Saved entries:
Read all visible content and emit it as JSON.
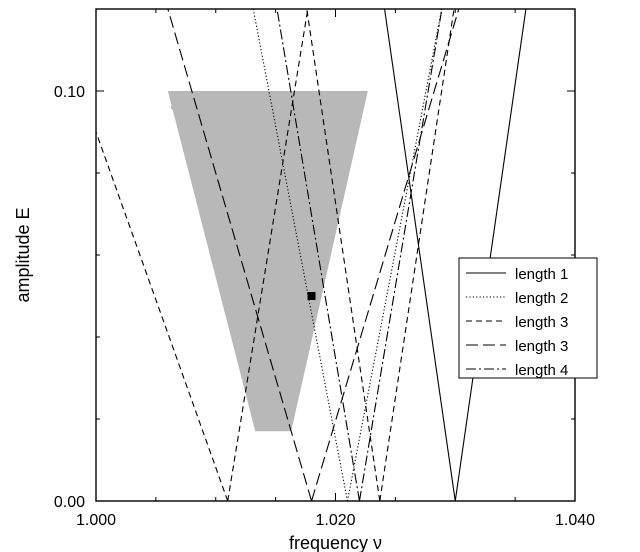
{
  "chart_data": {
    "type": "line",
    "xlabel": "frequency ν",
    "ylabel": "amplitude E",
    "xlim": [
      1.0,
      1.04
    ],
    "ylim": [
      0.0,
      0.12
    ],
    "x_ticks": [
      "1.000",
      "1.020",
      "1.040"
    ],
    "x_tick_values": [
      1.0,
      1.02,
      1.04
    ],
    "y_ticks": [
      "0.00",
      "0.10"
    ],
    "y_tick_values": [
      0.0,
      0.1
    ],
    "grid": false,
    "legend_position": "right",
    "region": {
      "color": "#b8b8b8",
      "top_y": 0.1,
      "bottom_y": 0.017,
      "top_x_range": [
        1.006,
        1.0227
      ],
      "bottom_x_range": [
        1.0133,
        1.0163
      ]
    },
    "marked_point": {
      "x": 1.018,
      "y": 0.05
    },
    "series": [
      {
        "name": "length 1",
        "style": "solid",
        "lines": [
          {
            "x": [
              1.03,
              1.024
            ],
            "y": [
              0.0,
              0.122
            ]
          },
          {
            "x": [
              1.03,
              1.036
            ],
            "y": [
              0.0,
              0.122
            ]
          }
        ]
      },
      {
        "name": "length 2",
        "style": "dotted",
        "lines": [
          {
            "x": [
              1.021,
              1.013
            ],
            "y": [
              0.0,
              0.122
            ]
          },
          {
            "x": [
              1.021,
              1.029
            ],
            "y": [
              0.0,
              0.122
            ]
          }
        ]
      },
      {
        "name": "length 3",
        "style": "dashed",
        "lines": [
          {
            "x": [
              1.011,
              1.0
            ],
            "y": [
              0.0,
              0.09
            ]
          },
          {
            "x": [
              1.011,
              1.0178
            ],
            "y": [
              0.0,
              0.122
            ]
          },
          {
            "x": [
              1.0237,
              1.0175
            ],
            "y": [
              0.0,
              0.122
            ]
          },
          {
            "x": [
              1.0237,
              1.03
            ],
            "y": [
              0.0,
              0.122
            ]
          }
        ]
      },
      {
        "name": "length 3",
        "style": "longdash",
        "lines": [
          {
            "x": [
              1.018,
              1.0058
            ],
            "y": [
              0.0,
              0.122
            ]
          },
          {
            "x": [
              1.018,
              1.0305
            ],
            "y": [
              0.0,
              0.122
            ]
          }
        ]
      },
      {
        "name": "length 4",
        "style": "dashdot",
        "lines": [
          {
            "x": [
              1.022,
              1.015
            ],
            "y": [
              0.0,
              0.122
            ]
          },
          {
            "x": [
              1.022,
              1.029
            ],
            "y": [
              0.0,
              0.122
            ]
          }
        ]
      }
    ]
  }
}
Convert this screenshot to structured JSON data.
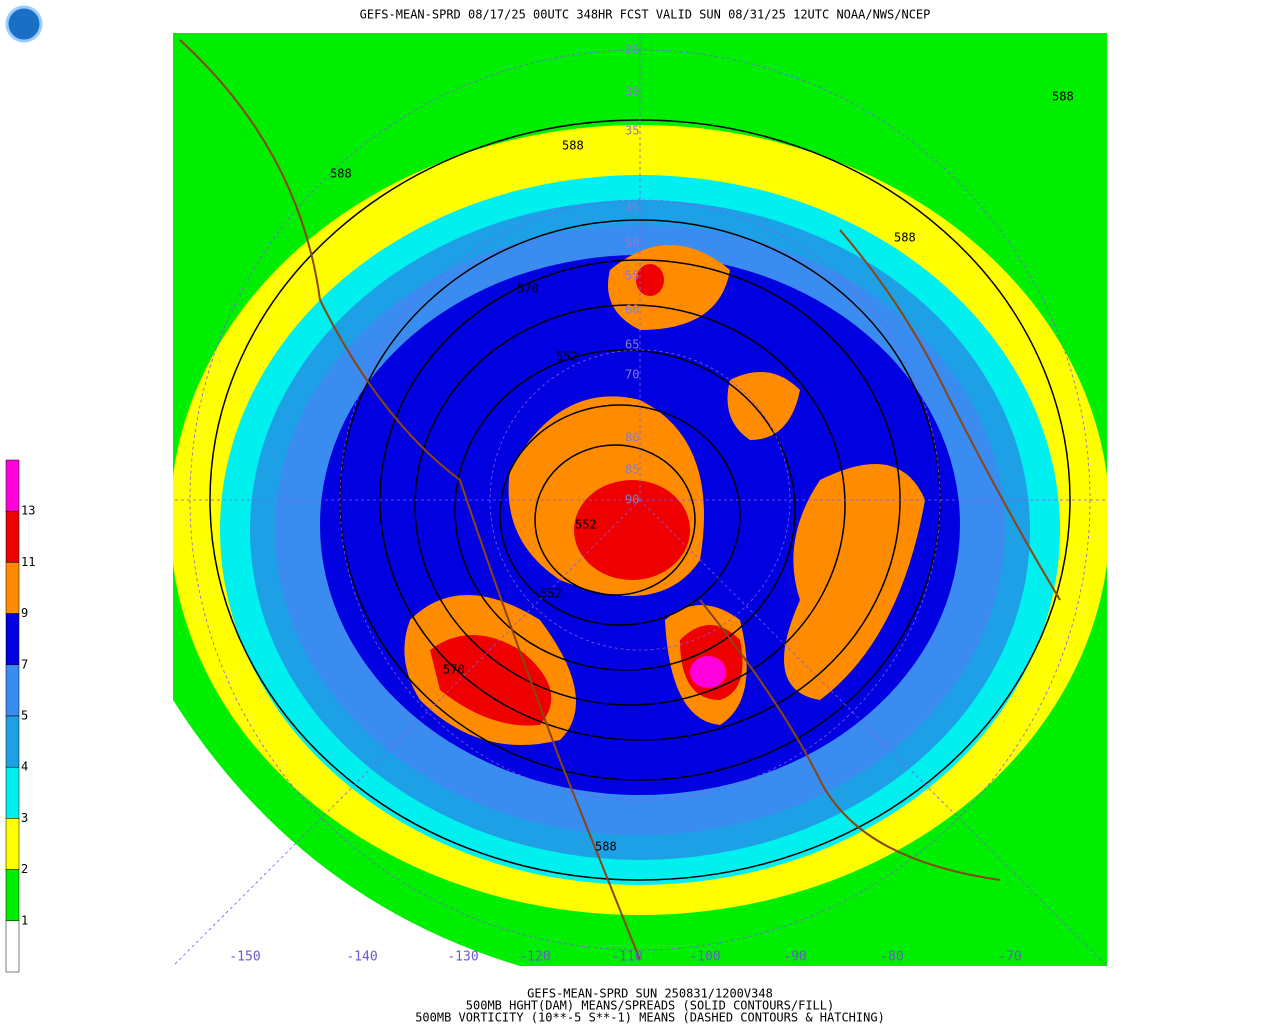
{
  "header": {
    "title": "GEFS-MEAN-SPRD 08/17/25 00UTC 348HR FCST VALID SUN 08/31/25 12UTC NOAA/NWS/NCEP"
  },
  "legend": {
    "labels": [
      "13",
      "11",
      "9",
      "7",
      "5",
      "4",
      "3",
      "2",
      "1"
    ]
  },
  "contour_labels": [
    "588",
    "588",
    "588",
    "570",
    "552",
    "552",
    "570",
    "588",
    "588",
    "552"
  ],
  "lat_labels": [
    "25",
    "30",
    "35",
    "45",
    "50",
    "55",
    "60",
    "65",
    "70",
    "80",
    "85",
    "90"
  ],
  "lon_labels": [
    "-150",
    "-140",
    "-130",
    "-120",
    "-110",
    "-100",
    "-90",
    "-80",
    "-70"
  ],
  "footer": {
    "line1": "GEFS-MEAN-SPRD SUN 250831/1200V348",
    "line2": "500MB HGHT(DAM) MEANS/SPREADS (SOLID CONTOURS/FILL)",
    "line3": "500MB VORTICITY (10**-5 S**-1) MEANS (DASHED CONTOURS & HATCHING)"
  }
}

* * *

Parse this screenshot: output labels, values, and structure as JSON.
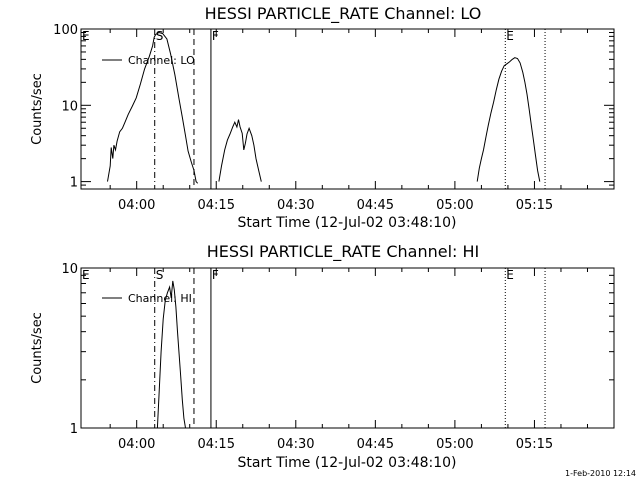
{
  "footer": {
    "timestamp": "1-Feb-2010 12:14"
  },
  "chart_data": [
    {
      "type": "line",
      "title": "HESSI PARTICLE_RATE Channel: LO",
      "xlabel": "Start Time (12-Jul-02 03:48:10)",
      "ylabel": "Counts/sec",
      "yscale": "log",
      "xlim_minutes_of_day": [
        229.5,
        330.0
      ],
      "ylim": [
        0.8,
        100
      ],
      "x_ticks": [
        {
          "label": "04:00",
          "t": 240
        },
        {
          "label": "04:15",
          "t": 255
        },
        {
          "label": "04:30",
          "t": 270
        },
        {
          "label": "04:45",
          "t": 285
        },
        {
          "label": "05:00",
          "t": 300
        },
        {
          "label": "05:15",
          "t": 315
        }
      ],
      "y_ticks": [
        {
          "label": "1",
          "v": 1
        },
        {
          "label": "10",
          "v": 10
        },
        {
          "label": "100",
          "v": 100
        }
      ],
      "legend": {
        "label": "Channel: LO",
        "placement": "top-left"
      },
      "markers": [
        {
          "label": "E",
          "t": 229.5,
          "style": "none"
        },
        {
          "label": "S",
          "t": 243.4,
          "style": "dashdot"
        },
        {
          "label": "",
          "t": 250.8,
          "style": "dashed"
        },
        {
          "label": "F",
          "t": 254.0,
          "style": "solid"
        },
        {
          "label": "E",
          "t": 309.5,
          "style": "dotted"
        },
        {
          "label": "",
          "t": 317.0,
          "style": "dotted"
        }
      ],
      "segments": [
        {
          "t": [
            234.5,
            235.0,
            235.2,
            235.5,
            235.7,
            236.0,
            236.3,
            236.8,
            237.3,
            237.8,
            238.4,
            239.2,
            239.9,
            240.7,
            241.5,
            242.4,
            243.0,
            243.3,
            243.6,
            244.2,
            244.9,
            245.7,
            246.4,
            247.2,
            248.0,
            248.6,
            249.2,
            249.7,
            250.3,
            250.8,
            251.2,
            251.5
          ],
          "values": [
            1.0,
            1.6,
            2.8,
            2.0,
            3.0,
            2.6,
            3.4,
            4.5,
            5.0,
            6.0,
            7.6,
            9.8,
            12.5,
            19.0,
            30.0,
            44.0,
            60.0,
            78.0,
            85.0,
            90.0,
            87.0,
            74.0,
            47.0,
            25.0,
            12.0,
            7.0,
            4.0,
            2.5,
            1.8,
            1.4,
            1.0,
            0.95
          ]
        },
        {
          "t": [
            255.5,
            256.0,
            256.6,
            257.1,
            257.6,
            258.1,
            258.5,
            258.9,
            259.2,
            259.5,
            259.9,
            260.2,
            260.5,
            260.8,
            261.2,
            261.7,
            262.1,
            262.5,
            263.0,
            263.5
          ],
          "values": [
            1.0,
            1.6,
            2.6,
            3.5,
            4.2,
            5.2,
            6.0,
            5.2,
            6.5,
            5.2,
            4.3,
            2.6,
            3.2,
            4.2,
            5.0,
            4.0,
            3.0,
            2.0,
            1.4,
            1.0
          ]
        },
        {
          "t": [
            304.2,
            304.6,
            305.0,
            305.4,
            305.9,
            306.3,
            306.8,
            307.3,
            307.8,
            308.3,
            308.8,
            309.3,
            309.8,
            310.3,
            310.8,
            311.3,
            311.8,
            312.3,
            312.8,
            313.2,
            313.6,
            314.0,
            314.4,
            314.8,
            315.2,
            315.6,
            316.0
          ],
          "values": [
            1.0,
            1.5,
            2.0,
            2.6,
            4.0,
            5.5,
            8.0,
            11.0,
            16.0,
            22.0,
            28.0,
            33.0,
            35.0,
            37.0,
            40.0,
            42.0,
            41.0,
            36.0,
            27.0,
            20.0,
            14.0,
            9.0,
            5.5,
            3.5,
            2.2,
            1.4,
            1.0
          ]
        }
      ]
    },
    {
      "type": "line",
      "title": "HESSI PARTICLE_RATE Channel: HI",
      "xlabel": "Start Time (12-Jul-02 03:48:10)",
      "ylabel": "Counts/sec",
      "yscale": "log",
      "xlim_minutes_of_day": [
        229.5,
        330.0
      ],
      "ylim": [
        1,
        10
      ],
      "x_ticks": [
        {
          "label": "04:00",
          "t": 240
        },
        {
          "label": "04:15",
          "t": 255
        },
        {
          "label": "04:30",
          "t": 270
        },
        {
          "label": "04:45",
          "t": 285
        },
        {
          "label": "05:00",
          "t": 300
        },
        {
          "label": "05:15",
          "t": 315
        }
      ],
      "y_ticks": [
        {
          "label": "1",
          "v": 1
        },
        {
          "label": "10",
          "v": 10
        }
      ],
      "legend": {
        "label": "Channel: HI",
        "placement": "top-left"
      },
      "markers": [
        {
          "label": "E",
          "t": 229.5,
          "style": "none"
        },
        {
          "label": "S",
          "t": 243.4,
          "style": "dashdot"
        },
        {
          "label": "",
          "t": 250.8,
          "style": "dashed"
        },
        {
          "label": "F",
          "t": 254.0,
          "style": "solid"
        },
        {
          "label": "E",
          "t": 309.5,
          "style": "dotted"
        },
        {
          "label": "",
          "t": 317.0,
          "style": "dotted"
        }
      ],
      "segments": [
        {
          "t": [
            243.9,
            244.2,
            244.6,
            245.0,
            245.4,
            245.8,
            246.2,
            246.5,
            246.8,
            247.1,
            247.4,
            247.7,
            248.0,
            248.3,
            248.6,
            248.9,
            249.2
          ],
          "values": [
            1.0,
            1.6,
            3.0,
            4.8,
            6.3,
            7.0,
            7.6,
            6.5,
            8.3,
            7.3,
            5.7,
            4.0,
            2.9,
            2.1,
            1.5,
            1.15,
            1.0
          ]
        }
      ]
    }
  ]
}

**Goal**
Which lines of the data include "screenshot"? Copy each of them.

**The solution**
Convert this screenshot to structured JSON data.
Parse this screenshot: output labels, values, and structure as JSON.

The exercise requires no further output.